Stored items:
---

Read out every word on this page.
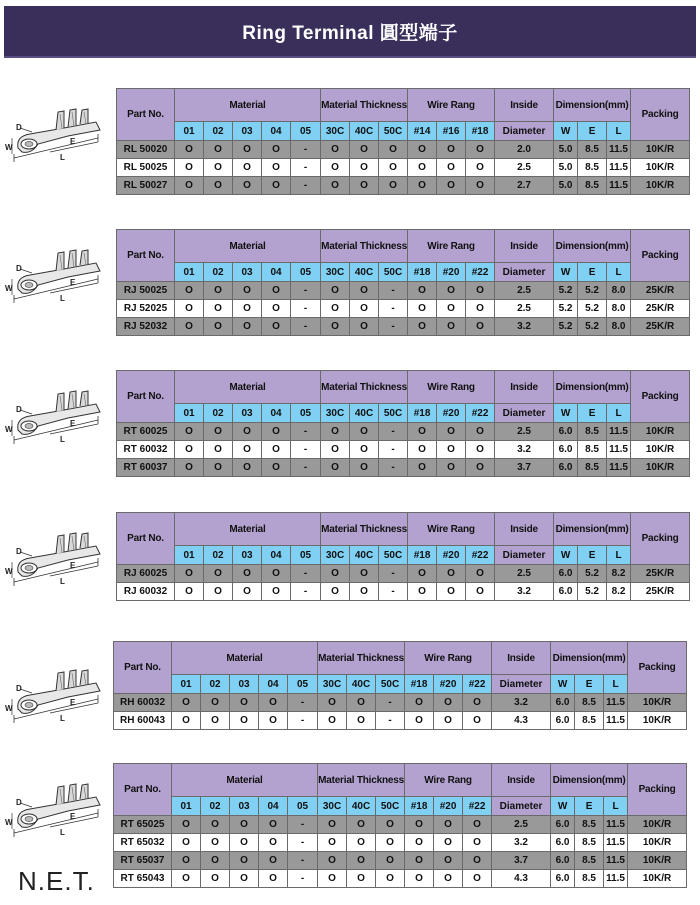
Ring Terminal 圓型端子
D
W
E
L
Part No.	Material					Material Thickness			Wire Rang			Inside	Dimension(mm)			Packing
	01	02	03	04	05	30C	40C	50C	#14	#16	#18	Diameter	W	E	L	
RL 50020	O	O	O	O	-	O	O	O	O	O	O	2.0	5.0	8.5	11.5	10K/R
RL 50025	O	O	O	O	-	O	O	O	O	O	O	2.5	5.0	8.5	11.5	10K/R
RL 50027	O	O	O	O	-	O	O	O	O	O	O	2.7	5.0	8.5	11.5	10K/R
D
W
E
L
Part No.	Material					Material Thickness			Wire Rang			Inside	Dimension(mm)			Packing
	01	02	03	04	05	30C	40C	50C	#18	#20	#22	Diameter	W	E	L	
RJ 50025	O	O	O	O	-	O	O	-	O	O	O	2.5	5.2	5.2	8.0	25K/R
RJ 52025	O	O	O	O	-	O	O	-	O	O	O	2.5	5.2	5.2	8.0	25K/R
RJ 52032	O	O	O	O	-	O	O	-	O	O	O	3.2	5.2	5.2	8.0	25K/R
D
W
E
L
Part No.	Material					Material Thickness			Wire Rang			Inside	Dimension(mm)			Packing
	01	02	03	04	05	30C	40C	50C	#18	#20	#22	Diameter	W	E	L	
RT 60025	O	O	O	O	-	O	O	-	O	O	O	2.5	6.0	8.5	11.5	10K/R
RT 60032	O	O	O	O	-	O	O	-	O	O	O	3.2	6.0	8.5	11.5	10K/R
RT 60037	O	O	O	O	-	O	O	-	O	O	O	3.7	6.0	8.5	11.5	10K/R
D
W
E
L
Part No.	Material					Material Thickness			Wire Rang			Inside	Dimension(mm)			Packing
	01	02	03	04	05	30C	40C	50C	#18	#20	#22	Diameter	W	E	L	
RJ 60025	O	O	O	O	-	O	O	-	O	O	O	2.5	6.0	5.2	8.2	25K/R
RJ 60032	O	O	O	O	-	O	O	-	O	O	O	3.2	6.0	5.2	8.2	25K/R
D
W
E
L
Part No.	Material					Material Thickness			Wire Rang			Inside	Dimension(mm)			Packing
	01	02	03	04	05	30C	40C	50C	#18	#20	#22	Diameter	W	E	L	
RH 60032	O	O	O	O	-	O	O	-	O	O	O	3.2	6.0	8.5	11.5	10K/R
RH 60043	O	O	O	O	-	O	O	-	O	O	O	4.3	6.0	8.5	11.5	10K/R
D
W
E
L
Part No.	Material					Material Thickness			Wire Rang			Inside	Dimension(mm)			Packing
	01	02	03	04	05	30C	40C	50C	#18	#20	#22	Diameter	W	E	L	
RT 65025	O	O	O	O	-	O	O	O	O	O	O	2.5	6.0	8.5	11.5	10K/R
RT 65032	O	O	O	O	-	O	O	O	O	O	O	3.2	6.0	8.5	11.5	10K/R
RT 65037	O	O	O	O	-	O	O	O	O	O	O	3.7	6.0	8.5	11.5	10K/R
RT 65043	O	O	O	O	-	O	O	O	O	O	O	4.3	6.0	8.5	11.5	10K/R
N.E.T.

---

- WHAT IS REQUIRED
Reproduce the material above verbatim; omit every picture.

- CORRECT ANSWER
Read out every word on this page.
Ring Terminal 圓型端子
D
W
E
L
Part No.	Material					Material Thickness			Wire Rang			Inside	Dimension(mm)			Packing
	01	02	03	04	05	30C	40C	50C	#14	#16	#18	Diameter	W	E	L	
RL 50020	O	O	O	O	-	O	O	O	O	O	O	2.0	5.0	8.5	11.5	10K/R
RL 50025	O	O	O	O	-	O	O	O	O	O	O	2.5	5.0	8.5	11.5	10K/R
RL 50027	O	O	O	O	-	O	O	O	O	O	O	2.7	5.0	8.5	11.5	10K/R
D
W
E
L
Part No.	Material					Material Thickness			Wire Rang			Inside	Dimension(mm)			Packing
	01	02	03	04	05	30C	40C	50C	#18	#20	#22	Diameter	W	E	L	
RJ 50025	O	O	O	O	-	O	O	-	O	O	O	2.5	5.2	5.2	8.0	25K/R
RJ 52025	O	O	O	O	-	O	O	-	O	O	O	2.5	5.2	5.2	8.0	25K/R
RJ 52032	O	O	O	O	-	O	O	-	O	O	O	3.2	5.2	5.2	8.0	25K/R
D
W
E
L
Part No.	Material					Material Thickness			Wire Rang			Inside	Dimension(mm)			Packing
	01	02	03	04	05	30C	40C	50C	#18	#20	#22	Diameter	W	E	L	
RT 60025	O	O	O	O	-	O	O	-	O	O	O	2.5	6.0	8.5	11.5	10K/R
RT 60032	O	O	O	O	-	O	O	-	O	O	O	3.2	6.0	8.5	11.5	10K/R
RT 60037	O	O	O	O	-	O	O	-	O	O	O	3.7	6.0	8.5	11.5	10K/R
D
W
E
L
Part No.	Material					Material Thickness			Wire Rang			Inside	Dimension(mm)			Packing
	01	02	03	04	05	30C	40C	50C	#18	#20	#22	Diameter	W	E	L	
RJ 60025	O	O	O	O	-	O	O	-	O	O	O	2.5	6.0	5.2	8.2	25K/R
RJ 60032	O	O	O	O	-	O	O	-	O	O	O	3.2	6.0	5.2	8.2	25K/R
D
W
E
L
Part No.	Material					Material Thickness			Wire Rang			Inside	Dimension(mm)			Packing
	01	02	03	04	05	30C	40C	50C	#18	#20	#22	Diameter	W	E	L	
RH 60032	O	O	O	O	-	O	O	-	O	O	O	3.2	6.0	8.5	11.5	10K/R
RH 60043	O	O	O	O	-	O	O	-	O	O	O	4.3	6.0	8.5	11.5	10K/R
D
W
E
L
Part No.	Material					Material Thickness			Wire Rang			Inside	Dimension(mm)			Packing
	01	02	03	04	05	30C	40C	50C	#18	#20	#22	Diameter	W	E	L	
RT 65025	O	O	O	O	-	O	O	O	O	O	O	2.5	6.0	8.5	11.5	10K/R
RT 65032	O	O	O	O	-	O	O	O	O	O	O	3.2	6.0	8.5	11.5	10K/R
RT 65037	O	O	O	O	-	O	O	O	O	O	O	3.7	6.0	8.5	11.5	10K/R
RT 65043	O	O	O	O	-	O	O	O	O	O	O	4.3	6.0	8.5	11.5	10K/R
N.E.T.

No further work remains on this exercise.